Challenge => Reproduce the lines from the start of the records through the line containing "- ut-value: 06:55: [499, 760, 554, 782]", both ends included, with no changes.

Layout coordinate data =>
------
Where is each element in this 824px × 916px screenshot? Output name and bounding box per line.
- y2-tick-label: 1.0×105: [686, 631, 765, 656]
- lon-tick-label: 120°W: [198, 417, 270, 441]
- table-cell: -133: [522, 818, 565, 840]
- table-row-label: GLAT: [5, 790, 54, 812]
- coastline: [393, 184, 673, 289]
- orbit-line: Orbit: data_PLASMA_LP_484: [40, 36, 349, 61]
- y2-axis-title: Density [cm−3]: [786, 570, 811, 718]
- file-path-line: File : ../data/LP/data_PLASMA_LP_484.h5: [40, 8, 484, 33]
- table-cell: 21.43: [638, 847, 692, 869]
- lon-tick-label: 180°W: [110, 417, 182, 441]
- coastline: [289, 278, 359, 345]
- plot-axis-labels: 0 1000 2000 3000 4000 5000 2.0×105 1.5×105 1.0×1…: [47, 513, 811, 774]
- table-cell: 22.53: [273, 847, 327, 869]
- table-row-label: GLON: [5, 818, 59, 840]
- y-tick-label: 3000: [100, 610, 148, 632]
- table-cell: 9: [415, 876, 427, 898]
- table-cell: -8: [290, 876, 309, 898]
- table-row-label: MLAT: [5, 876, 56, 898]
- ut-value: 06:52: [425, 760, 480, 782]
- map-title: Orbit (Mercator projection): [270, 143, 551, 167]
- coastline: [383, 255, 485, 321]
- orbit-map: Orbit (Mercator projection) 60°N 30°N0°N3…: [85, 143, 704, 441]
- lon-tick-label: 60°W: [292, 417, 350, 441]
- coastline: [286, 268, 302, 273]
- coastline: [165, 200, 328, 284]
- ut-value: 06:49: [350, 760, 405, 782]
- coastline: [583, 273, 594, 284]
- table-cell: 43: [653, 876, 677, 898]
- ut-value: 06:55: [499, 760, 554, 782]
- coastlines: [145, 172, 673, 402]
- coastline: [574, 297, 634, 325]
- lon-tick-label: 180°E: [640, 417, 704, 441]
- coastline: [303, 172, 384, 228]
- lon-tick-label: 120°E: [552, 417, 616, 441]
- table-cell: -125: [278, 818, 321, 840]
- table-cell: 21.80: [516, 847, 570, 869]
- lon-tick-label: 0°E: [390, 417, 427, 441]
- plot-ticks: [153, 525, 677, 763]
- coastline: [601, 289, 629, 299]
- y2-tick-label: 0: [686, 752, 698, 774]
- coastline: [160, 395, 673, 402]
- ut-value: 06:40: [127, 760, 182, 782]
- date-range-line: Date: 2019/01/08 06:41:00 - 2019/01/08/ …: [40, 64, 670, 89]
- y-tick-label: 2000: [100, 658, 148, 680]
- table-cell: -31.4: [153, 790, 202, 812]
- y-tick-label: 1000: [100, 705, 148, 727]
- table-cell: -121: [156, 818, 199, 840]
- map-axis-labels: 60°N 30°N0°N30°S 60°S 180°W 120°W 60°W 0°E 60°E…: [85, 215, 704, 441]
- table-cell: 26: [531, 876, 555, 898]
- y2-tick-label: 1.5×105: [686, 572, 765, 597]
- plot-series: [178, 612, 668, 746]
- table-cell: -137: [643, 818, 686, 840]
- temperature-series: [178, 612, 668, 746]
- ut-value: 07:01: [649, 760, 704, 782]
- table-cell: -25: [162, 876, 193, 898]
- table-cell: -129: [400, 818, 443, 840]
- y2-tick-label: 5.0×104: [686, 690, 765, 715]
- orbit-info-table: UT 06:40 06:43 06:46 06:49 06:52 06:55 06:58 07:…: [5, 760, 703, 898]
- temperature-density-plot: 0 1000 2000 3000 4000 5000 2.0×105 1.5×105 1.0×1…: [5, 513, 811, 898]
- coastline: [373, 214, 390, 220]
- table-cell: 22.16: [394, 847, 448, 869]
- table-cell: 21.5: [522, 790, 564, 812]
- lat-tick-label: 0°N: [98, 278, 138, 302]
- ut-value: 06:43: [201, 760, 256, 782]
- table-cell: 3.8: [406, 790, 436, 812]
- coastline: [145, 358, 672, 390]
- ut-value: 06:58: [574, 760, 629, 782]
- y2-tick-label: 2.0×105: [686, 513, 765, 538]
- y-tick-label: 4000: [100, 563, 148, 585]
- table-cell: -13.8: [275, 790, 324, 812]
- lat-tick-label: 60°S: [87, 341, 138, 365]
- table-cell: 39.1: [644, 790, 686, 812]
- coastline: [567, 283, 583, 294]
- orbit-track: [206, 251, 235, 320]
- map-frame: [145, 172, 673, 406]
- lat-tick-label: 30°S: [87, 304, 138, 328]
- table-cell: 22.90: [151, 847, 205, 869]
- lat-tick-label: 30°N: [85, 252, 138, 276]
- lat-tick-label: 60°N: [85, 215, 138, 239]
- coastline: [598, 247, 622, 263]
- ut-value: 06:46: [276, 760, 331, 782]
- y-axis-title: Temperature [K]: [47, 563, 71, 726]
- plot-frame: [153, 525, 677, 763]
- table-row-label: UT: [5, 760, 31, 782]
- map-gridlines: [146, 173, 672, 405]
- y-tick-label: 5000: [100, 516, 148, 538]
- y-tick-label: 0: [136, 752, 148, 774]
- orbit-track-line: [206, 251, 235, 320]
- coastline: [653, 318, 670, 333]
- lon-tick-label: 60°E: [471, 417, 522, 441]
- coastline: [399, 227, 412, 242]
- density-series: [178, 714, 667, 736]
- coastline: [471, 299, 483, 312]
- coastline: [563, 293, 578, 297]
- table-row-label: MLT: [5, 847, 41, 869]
------
Result of this task =>
Where is each element in this 824px × 916px screenshot? Output name and bounding box per line.
- y2-tick-label: 1.0×105: [686, 631, 765, 656]
- lon-tick-label: 120°W: [198, 417, 270, 441]
- table-cell: -133: [522, 818, 565, 840]
- table-row-label: GLAT: [5, 790, 54, 812]
- coastline: [393, 184, 673, 289]
- orbit-line: Orbit: data_PLASMA_LP_484: [40, 36, 349, 61]
- y2-axis-title: Density [cm−3]: [786, 570, 811, 718]
- file-path-line: File : ../data/LP/data_PLASMA_LP_484.h5: [40, 8, 484, 33]
- table-cell: 21.43: [638, 847, 692, 869]
- lon-tick-label: 180°W: [110, 417, 182, 441]
- coastline: [289, 278, 359, 345]
- plot-axis-labels: 0 1000 2000 3000 4000 5000 2.0×105 1.5×105 1.0×1…: [47, 513, 811, 774]
- table-cell: 22.53: [273, 847, 327, 869]
- table-row-label: GLON: [5, 818, 59, 840]
- y-tick-label: 3000: [100, 610, 148, 632]
- table-cell: 9: [415, 876, 427, 898]
- table-cell: -8: [290, 876, 309, 898]
- table-row-label: MLAT: [5, 876, 56, 898]
- ut-value: 06:52: [425, 760, 480, 782]
- map-title: Orbit (Mercator projection): [270, 143, 551, 167]
- coastline: [383, 255, 485, 321]
- orbit-map: Orbit (Mercator projection) 60°N 30°N0°N3…: [85, 143, 704, 441]
- lon-tick-label: 60°W: [292, 417, 350, 441]
- coastline: [286, 268, 302, 273]
- coastline: [165, 200, 328, 284]
- ut-value: 06:49: [350, 760, 405, 782]
- coastline: [583, 273, 594, 284]
- table-cell: 43: [653, 876, 677, 898]
- ut-value: 06:55: [499, 760, 554, 782]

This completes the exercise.